Pull out each line of the records holding the string "Threshold".

*RECORDS PROVIDED:*
------------------------------------------------------------------------

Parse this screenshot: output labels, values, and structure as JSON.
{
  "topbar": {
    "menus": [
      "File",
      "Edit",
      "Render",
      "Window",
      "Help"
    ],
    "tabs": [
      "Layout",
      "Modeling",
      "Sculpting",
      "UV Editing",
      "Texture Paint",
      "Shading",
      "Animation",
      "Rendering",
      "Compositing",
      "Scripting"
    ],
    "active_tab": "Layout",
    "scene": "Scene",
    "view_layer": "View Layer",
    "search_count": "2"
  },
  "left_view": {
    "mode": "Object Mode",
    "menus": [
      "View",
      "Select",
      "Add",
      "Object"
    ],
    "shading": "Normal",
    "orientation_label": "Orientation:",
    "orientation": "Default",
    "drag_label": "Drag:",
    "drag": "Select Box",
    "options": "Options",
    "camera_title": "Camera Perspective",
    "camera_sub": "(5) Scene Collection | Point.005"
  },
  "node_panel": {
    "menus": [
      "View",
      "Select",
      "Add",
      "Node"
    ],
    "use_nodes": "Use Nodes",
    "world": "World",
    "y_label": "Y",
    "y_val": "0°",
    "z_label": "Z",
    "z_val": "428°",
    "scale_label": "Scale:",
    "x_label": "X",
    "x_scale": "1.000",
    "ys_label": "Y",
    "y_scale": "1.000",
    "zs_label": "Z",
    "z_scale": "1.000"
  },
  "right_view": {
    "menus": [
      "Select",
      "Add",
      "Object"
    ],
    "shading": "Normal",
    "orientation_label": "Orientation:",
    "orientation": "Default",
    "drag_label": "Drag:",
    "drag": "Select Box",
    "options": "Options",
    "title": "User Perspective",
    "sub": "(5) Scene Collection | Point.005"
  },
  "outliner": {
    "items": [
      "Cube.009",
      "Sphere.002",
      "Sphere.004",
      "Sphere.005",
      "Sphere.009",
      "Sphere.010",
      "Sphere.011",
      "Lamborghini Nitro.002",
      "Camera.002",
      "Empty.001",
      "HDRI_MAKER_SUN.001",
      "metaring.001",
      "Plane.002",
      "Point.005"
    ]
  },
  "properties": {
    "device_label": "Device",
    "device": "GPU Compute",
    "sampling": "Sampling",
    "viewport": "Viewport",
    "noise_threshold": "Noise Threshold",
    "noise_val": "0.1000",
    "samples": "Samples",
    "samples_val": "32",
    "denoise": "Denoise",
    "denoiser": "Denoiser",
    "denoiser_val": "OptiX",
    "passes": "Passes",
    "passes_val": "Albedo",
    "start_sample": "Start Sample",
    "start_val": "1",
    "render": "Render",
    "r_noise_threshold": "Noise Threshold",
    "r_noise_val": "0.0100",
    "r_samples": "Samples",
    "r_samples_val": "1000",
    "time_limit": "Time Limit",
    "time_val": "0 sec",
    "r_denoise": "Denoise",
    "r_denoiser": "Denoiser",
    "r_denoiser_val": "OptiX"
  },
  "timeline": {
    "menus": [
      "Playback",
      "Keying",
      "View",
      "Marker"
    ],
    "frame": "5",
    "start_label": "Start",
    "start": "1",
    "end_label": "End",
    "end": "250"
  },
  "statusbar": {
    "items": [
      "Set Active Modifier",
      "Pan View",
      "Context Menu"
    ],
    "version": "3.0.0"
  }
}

------------------------------------------------------------------------

*ANSWER FOR THE TASK:*
    "noise_threshold": "Noise Threshold",
    "r_noise_threshold": "Noise Threshold",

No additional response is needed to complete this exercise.